WRITTEN PROBLEM ->
In the listing that follows, count every line with the word "zoom" in it and write only the total.

-- Begin --

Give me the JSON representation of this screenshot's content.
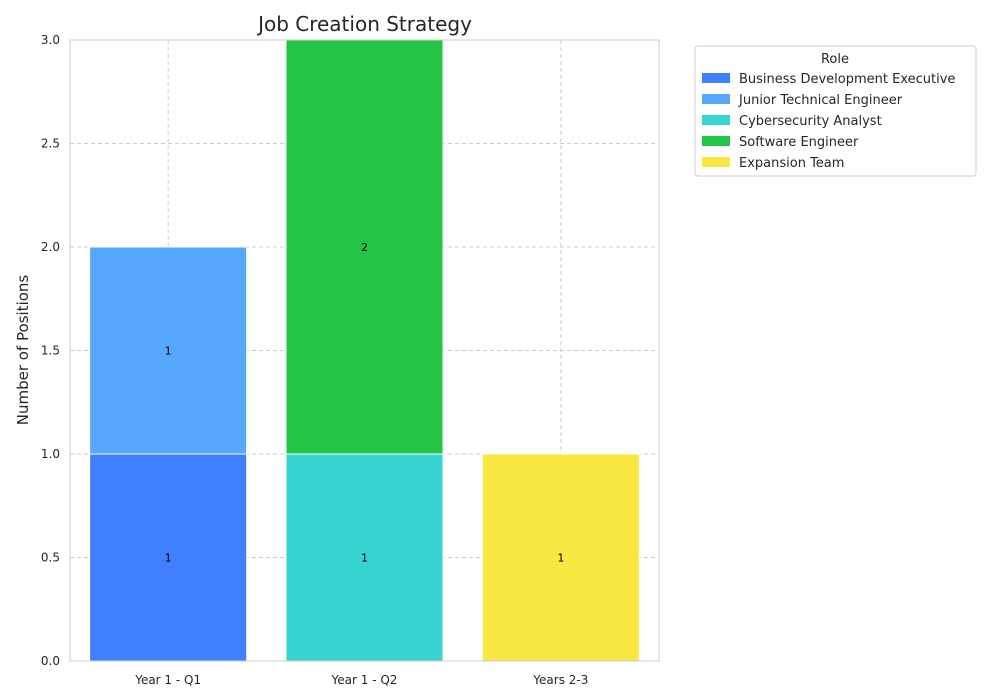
{
  "chart_data": {
    "type": "bar",
    "stacked": true,
    "title": "Job Creation Strategy",
    "xlabel": "",
    "ylabel": "Number of Positions",
    "ylim": [
      0,
      3
    ],
    "yticks": [
      "0.0",
      "0.5",
      "1.0",
      "1.5",
      "2.0",
      "2.5",
      "3.0"
    ],
    "grid": true,
    "categories": [
      "Year 1 - Q1",
      "Year 1 - Q2",
      "Years 2-3"
    ],
    "legend": {
      "title": "Role",
      "placement": "outside-top-right"
    },
    "series": [
      {
        "name": "Business Development Executive",
        "color": "#4080ff",
        "values": [
          1,
          0,
          0
        ]
      },
      {
        "name": "Junior Technical Engineer",
        "color": "#56a8fc",
        "values": [
          1,
          0,
          0
        ]
      },
      {
        "name": "Cybersecurity Analyst",
        "color": "#38d4d2",
        "values": [
          0,
          1,
          0
        ]
      },
      {
        "name": "Software Engineer",
        "color": "#24c446",
        "values": [
          0,
          2,
          0
        ]
      },
      {
        "name": "Expansion Team",
        "color": "#f9e842",
        "values": [
          0,
          0,
          1
        ]
      }
    ]
  }
}
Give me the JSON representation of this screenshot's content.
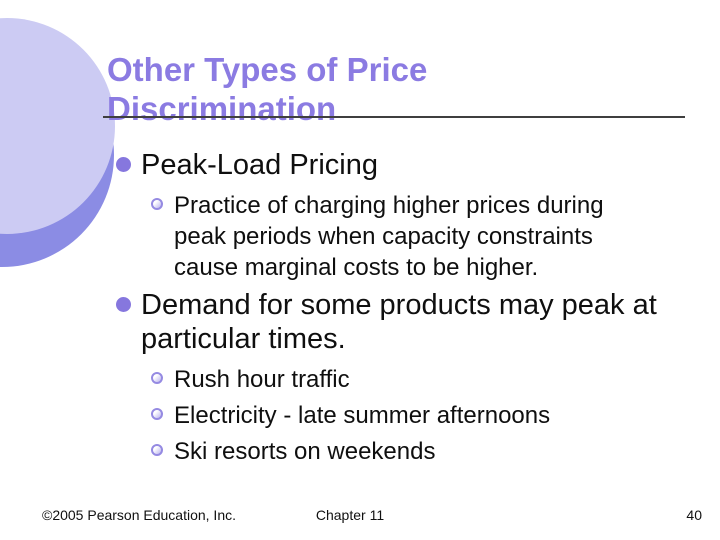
{
  "slide": {
    "title": "Other Types of Price Discrimination",
    "sections": [
      {
        "heading": "Peak-Load Pricing",
        "subitems": [
          "Practice of charging higher prices during peak periods when capacity constraints cause marginal costs to be higher."
        ]
      },
      {
        "heading": "Demand for some products may peak at particular times.",
        "subitems": [
          "Rush hour traffic",
          "Electricity - late summer afternoons",
          "Ski resorts on weekends"
        ]
      }
    ],
    "footer": {
      "copyright": "©2005 Pearson Education, Inc.",
      "chapter": "Chapter 11",
      "page_number": "40"
    },
    "colors": {
      "title": "#8b7be2",
      "bullet_dot": "#8677de",
      "bullet_ring": "#958ae2",
      "circle_light": "#cccbf3",
      "circle_dark": "#8b8ce4",
      "body_text": "#0f0f0f",
      "rule": "#3f3f3f"
    }
  }
}
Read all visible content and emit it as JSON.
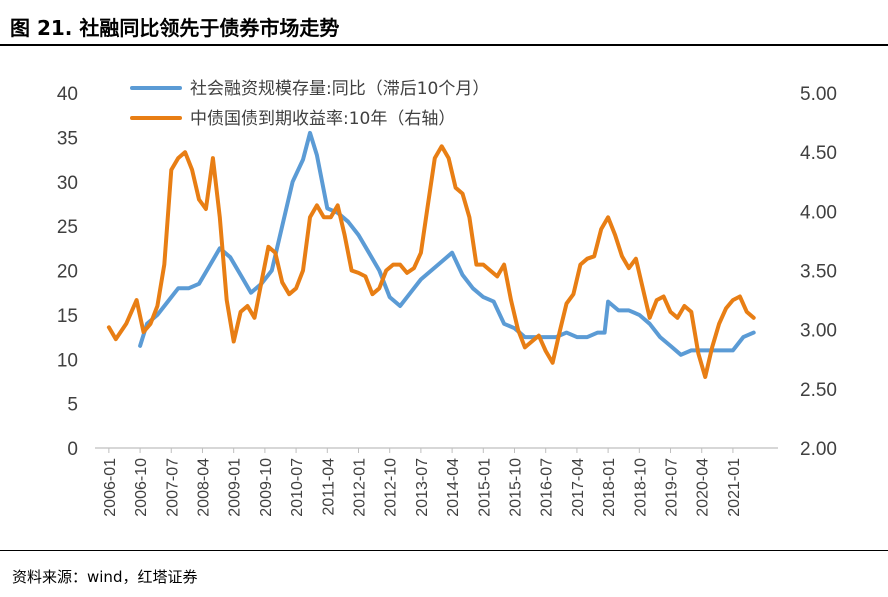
{
  "figure": {
    "title": "图 21. 社融同比领先于债券市场走势",
    "source": "资料来源：wind，红塔证券"
  },
  "chart_data": {
    "type": "line",
    "title": "",
    "legend_placement": "top-center",
    "grid": false,
    "y_left": {
      "min": 0,
      "max": 40,
      "ticks": [
        "0",
        "5",
        "10",
        "15",
        "20",
        "25",
        "30",
        "35",
        "40"
      ]
    },
    "y_right": {
      "min": 2.0,
      "max": 5.0,
      "ticks": [
        "2.00",
        "2.50",
        "3.00",
        "3.50",
        "4.00",
        "4.50",
        "5.00"
      ]
    },
    "x_ticks": [
      "2006-01",
      "2006-10",
      "2007-07",
      "2008-04",
      "2009-01",
      "2009-10",
      "2010-07",
      "2011-04",
      "2012-01",
      "2012-10",
      "2013-07",
      "2014-04",
      "2015-01",
      "2015-10",
      "2016-07",
      "2017-04",
      "2018-01",
      "2018-10",
      "2019-07",
      "2020-04",
      "2021-01"
    ],
    "series": [
      {
        "name": "社会融资规模存量:同比（滞后10个月）",
        "axis": "left",
        "color": "#5B9BD5",
        "x": [
          "2006-10",
          "2006-12",
          "2007-03",
          "2007-06",
          "2007-09",
          "2007-12",
          "2008-03",
          "2008-06",
          "2008-09",
          "2008-12",
          "2009-03",
          "2009-06",
          "2009-09",
          "2009-12",
          "2010-03",
          "2010-06",
          "2010-09",
          "2010-11",
          "2011-01",
          "2011-04",
          "2011-07",
          "2011-10",
          "2012-01",
          "2012-04",
          "2012-07",
          "2012-10",
          "2013-01",
          "2013-04",
          "2013-07",
          "2013-10",
          "2014-01",
          "2014-04",
          "2014-07",
          "2014-10",
          "2015-01",
          "2015-04",
          "2015-07",
          "2015-10",
          "2016-01",
          "2016-04",
          "2016-07",
          "2016-10",
          "2017-01",
          "2017-04",
          "2017-07",
          "2017-10",
          "2017-12",
          "2018-01",
          "2018-04",
          "2018-07",
          "2018-10",
          "2019-01",
          "2019-04",
          "2019-07",
          "2019-10",
          "2020-01",
          "2020-04",
          "2020-07",
          "2020-10",
          "2021-01",
          "2021-04",
          "2021-07"
        ],
        "y": [
          11.5,
          14,
          15,
          16.5,
          18,
          18,
          18.5,
          20.5,
          22.5,
          21.5,
          19.5,
          17.5,
          18.5,
          20,
          25,
          30,
          32.5,
          35.5,
          33,
          27,
          26.5,
          25.5,
          24,
          22,
          20,
          17,
          16,
          17.5,
          19,
          20,
          21,
          22,
          19.5,
          18,
          17,
          16.5,
          14,
          13.5,
          12.5,
          12.5,
          12.5,
          12.5,
          13,
          12.5,
          12.5,
          13,
          13,
          16.5,
          15.5,
          15.5,
          15,
          14,
          12.5,
          11.5,
          10.5,
          11,
          11,
          11,
          11,
          11,
          12.5,
          13
        ]
      },
      {
        "name": "中债国债到期收益率:10年（右轴）",
        "axis": "right",
        "color": "#E87E14",
        "x": [
          "2006-01",
          "2006-03",
          "2006-06",
          "2006-09",
          "2006-11",
          "2007-01",
          "2007-03",
          "2007-05",
          "2007-07",
          "2007-09",
          "2007-11",
          "2008-01",
          "2008-03",
          "2008-05",
          "2008-07",
          "2008-09",
          "2008-11",
          "2009-01",
          "2009-03",
          "2009-05",
          "2009-07",
          "2009-09",
          "2009-11",
          "2010-01",
          "2010-03",
          "2010-05",
          "2010-07",
          "2010-09",
          "2010-11",
          "2011-01",
          "2011-03",
          "2011-05",
          "2011-07",
          "2011-09",
          "2011-11",
          "2012-01",
          "2012-03",
          "2012-05",
          "2012-07",
          "2012-09",
          "2012-11",
          "2013-01",
          "2013-03",
          "2013-05",
          "2013-07",
          "2013-09",
          "2013-11",
          "2014-01",
          "2014-03",
          "2014-05",
          "2014-07",
          "2014-09",
          "2014-11",
          "2015-01",
          "2015-03",
          "2015-05",
          "2015-07",
          "2015-09",
          "2015-11",
          "2016-01",
          "2016-03",
          "2016-05",
          "2016-07",
          "2016-09",
          "2016-11",
          "2017-01",
          "2017-03",
          "2017-05",
          "2017-07",
          "2017-09",
          "2017-11",
          "2018-01",
          "2018-03",
          "2018-05",
          "2018-07",
          "2018-09",
          "2018-11",
          "2019-01",
          "2019-03",
          "2019-05",
          "2019-07",
          "2019-09",
          "2019-11",
          "2020-01",
          "2020-03",
          "2020-05",
          "2020-07",
          "2020-09",
          "2020-11",
          "2021-01",
          "2021-03",
          "2021-05",
          "2021-07"
        ],
        "y": [
          3.02,
          2.92,
          3.05,
          3.25,
          2.98,
          3.05,
          3.2,
          3.55,
          4.35,
          4.45,
          4.5,
          4.35,
          4.1,
          4.02,
          4.45,
          3.95,
          3.25,
          2.9,
          3.15,
          3.2,
          3.1,
          3.4,
          3.7,
          3.65,
          3.4,
          3.3,
          3.35,
          3.5,
          3.95,
          4.05,
          3.95,
          3.95,
          4.05,
          3.8,
          3.5,
          3.48,
          3.45,
          3.3,
          3.35,
          3.5,
          3.55,
          3.55,
          3.48,
          3.52,
          3.65,
          4.05,
          4.45,
          4.55,
          4.45,
          4.2,
          4.15,
          3.95,
          3.55,
          3.55,
          3.5,
          3.45,
          3.55,
          3.25,
          3.0,
          2.85,
          2.9,
          2.95,
          2.82,
          2.72,
          2.98,
          3.22,
          3.3,
          3.55,
          3.6,
          3.62,
          3.85,
          3.95,
          3.8,
          3.62,
          3.52,
          3.6,
          3.35,
          3.1,
          3.25,
          3.28,
          3.15,
          3.1,
          3.2,
          3.15,
          2.8,
          2.6,
          2.85,
          3.05,
          3.18,
          3.25,
          3.28,
          3.15,
          3.1
        ]
      }
    ]
  }
}
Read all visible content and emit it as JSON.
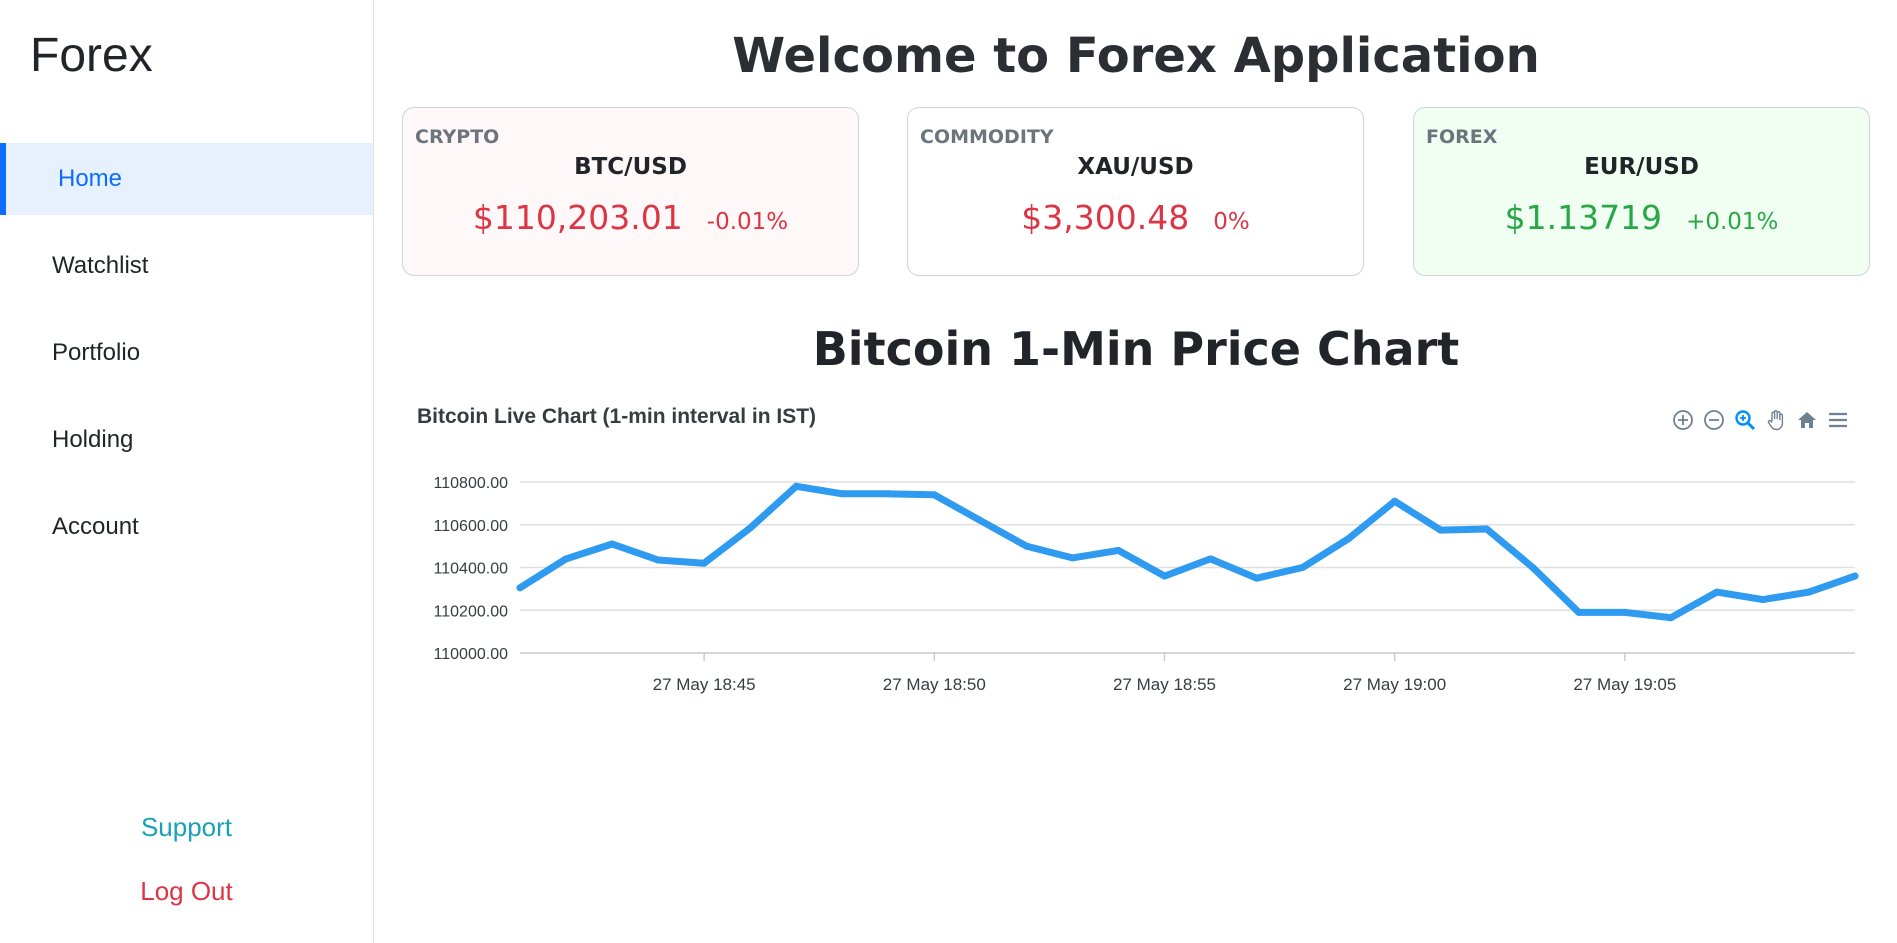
{
  "sidebar": {
    "brand": "Forex",
    "items": [
      {
        "label": "Home",
        "active": true
      },
      {
        "label": "Watchlist",
        "active": false
      },
      {
        "label": "Portfolio",
        "active": false
      },
      {
        "label": "Holding",
        "active": false
      },
      {
        "label": "Account",
        "active": false
      }
    ],
    "support": "Support",
    "logout": "Log Out"
  },
  "header": {
    "welcome": "Welcome to Forex Application"
  },
  "cards": [
    {
      "category": "CRYPTO",
      "pair": "BTC/USD",
      "price": "$110,203.01",
      "change": "-0.01%",
      "status": "red"
    },
    {
      "category": "COMMODITY",
      "pair": "XAU/USD",
      "price": "$3,300.48",
      "change": "0%",
      "status": "red"
    },
    {
      "category": "FOREX",
      "pair": "EUR/USD",
      "price": "$1.13719",
      "change": "+0.01%",
      "status": "green"
    }
  ],
  "chart_section": {
    "title": "Bitcoin 1-Min Price Chart",
    "subtitle": "Bitcoin Live Chart (1-min interval in IST)",
    "toolbar_icons": [
      "zoom-in-icon",
      "zoom-out-icon",
      "selection-zoom-icon",
      "pan-icon",
      "reset-home-icon",
      "menu-icon"
    ]
  },
  "chart_data": {
    "type": "line",
    "title": "Bitcoin Live Chart (1-min interval in IST)",
    "xlabel": "",
    "ylabel": "",
    "ylim": [
      110000,
      110800
    ],
    "yticks": [
      "110800.00",
      "110600.00",
      "110400.00",
      "110200.00",
      "110000.00"
    ],
    "ytick_values": [
      110800,
      110600,
      110400,
      110200,
      110000
    ],
    "x_start_time": "27 May 18:41",
    "x_interval_minutes": 1,
    "xticks": [
      {
        "label": "27 May 18:45",
        "index": 4
      },
      {
        "label": "27 May 18:50",
        "index": 9
      },
      {
        "label": "27 May 18:55",
        "index": 14
      },
      {
        "label": "27 May 19:00",
        "index": 19
      },
      {
        "label": "27 May 19:05",
        "index": 24
      }
    ],
    "x_range_minutes": [
      0.0,
      29.0
    ],
    "grid": true,
    "color": "#2e9bf0",
    "series": [
      {
        "values": [
          110305,
          110440,
          110510,
          110435,
          110420,
          110585,
          110780,
          110745,
          110745,
          110740,
          110620,
          110500,
          110445,
          110480,
          110360,
          110440,
          110350,
          110400,
          110535,
          110710,
          110575,
          110580,
          110400,
          110190,
          110190,
          110165,
          110285,
          110250,
          110285,
          110360
        ]
      }
    ]
  }
}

-- End --

EXERCISE RESPONSE ->
3